#### SET TASK:
Lay out the rows as a JSON list of strings, one string per line, with blank lines omitted.

(Spatial layout entries)
++++++
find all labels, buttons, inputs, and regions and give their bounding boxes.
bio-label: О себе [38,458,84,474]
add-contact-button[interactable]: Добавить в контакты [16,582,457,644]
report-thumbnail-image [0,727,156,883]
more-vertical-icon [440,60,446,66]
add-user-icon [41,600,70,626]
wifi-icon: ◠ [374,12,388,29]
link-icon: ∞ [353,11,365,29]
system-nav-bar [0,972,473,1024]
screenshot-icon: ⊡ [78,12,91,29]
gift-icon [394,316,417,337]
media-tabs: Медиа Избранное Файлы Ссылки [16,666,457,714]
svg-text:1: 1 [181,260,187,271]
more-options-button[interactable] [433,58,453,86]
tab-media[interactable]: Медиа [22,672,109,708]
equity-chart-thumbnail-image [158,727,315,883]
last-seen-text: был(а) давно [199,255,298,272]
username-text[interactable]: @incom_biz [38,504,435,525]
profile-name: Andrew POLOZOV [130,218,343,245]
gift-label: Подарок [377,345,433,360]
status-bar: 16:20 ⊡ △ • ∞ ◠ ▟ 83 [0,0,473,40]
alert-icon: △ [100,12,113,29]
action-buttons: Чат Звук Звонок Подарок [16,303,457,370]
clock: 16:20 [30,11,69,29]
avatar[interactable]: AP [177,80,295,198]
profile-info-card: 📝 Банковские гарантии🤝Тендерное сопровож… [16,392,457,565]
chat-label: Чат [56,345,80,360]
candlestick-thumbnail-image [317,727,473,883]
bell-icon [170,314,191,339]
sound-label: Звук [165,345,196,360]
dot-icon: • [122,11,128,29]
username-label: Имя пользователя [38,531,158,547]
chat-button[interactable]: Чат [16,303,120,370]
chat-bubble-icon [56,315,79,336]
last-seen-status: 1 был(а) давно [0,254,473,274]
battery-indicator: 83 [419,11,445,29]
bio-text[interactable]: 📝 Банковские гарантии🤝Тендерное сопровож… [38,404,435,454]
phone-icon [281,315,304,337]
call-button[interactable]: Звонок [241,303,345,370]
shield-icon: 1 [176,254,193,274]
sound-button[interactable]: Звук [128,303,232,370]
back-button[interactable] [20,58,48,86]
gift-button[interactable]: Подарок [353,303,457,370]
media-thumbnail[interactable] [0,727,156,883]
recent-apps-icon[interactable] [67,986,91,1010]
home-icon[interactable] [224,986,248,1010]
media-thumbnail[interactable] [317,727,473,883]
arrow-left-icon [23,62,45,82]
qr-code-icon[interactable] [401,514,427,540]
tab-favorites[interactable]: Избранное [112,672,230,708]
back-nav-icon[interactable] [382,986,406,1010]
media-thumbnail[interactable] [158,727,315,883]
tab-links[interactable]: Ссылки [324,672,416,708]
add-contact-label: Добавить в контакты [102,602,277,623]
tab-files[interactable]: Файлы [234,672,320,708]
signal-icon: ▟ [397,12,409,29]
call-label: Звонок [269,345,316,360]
++++++
#### REPLY:
[
  "find all labels, buttons, inputs, and regions and give their bounding boxes.",
  "bio-label: О себе [38,458,84,474]",
  "add-contact-button[interactable]: Добавить в контакты [16,582,457,644]",
  "report-thumbnail-image [0,727,156,883]",
  "more-vertical-icon [440,60,446,66]",
  "add-user-icon [41,600,70,626]",
  "wifi-icon: ◠ [374,12,388,29]",
  "link-icon: ∞ [353,11,365,29]",
  "system-nav-bar [0,972,473,1024]",
  "screenshot-icon: ⊡ [78,12,91,29]",
  "gift-icon [394,316,417,337]",
  "media-tabs: Медиа Избранное Файлы Ссылки [16,666,457,714]",
  "svg-text:1: 1 [181,260,187,271]",
  "more-options-button[interactable] [433,58,453,86]",
  "tab-media[interactable]: Медиа [22,672,109,708]",
  "equity-chart-thumbnail-image [158,727,315,883]",
  "last-seen-text: был(а) давно [199,255,298,272]",
  "username-text[interactable]: @incom_biz [38,504,435,525]",
  "profile-name: Andrew POLOZOV [130,218,343,245]",
  "gift-label: Подарок [377,345,433,360]",
  "status-bar: 16:20 ⊡ △ • ∞ ◠ ▟ 83 [0,0,473,40]",
  "alert-icon: △ [100,12,113,29]",
  "action-buttons: Чат Звук Звонок Подарок [16,303,457,370]",
  "clock: 16:20 [30,11,69,29]",
  "avatar[interactable]: AP [177,80,295,198]",
  "profile-info-card: 📝 Банковские гарантии🤝Тендерное сопровож… [16,392,457,565]",
  "chat-label: Чат [56,345,80,360]",
  "candlestick-thumbnail-image [317,727,473,883]",
  "bell-icon [170,314,191,339]",
  "sound-label: Звук [165,345,196,360]",
  "dot-icon: • [122,11,128,29]",
  "username-label: Имя пользователя [38,531,158,547]",
  "chat-button[interactable]: Чат [16,303,120,370]",
  "chat-bubble-icon [56,315,79,336]",
  "last-seen-status: 1 был(а) давно [0,254,473,274]",
  "battery-indicator: 83 [419,11,445,29]",
  "bio-text[interactable]: 📝 Банковские гарантии🤝Тендерное сопровож… [38,404,435,454]",
  "phone-icon [281,315,304,337]",
  "call-button[interactable]: Звонок [241,303,345,370]",
  "shield-icon: 1 [176,254,193,274]",
  "sound-button[interactable]: Звук [128,303,232,370]",
  "back-button[interactable] [20,58,48,86]",
  "gift-button[interactable]: Подарок [353,303,457,370]",
  "media-thumbnail[interactable] [0,727,156,883]",
  "recent-apps-icon[interactable] [67,986,91,1010]",
  "home-icon[interactable] [224,986,248,1010]",
  "media-thumbnail[interactable] [317,727,473,883]",
  "arrow-left-icon [23,62,45,82]",
  "qr-code-icon[interactable] [401,514,427,540]",
  "tab-favorites[interactable]: Избранное [112,672,230,708]",
  "back-nav-icon[interactable] [382,986,406,1010]",
  "media-thumbnail[interactable] [158,727,315,883]",
  "tab-links[interactable]: Ссылки [324,672,416,708]",
  "add-contact-label: Добавить в контакты [102,602,277,623]",
  "tab-files[interactable]: Файлы [234,672,320,708]",
  "signal-icon: ▟ [397,12,409,29]",
  "call-label: Звонок [269,345,316,360]"
]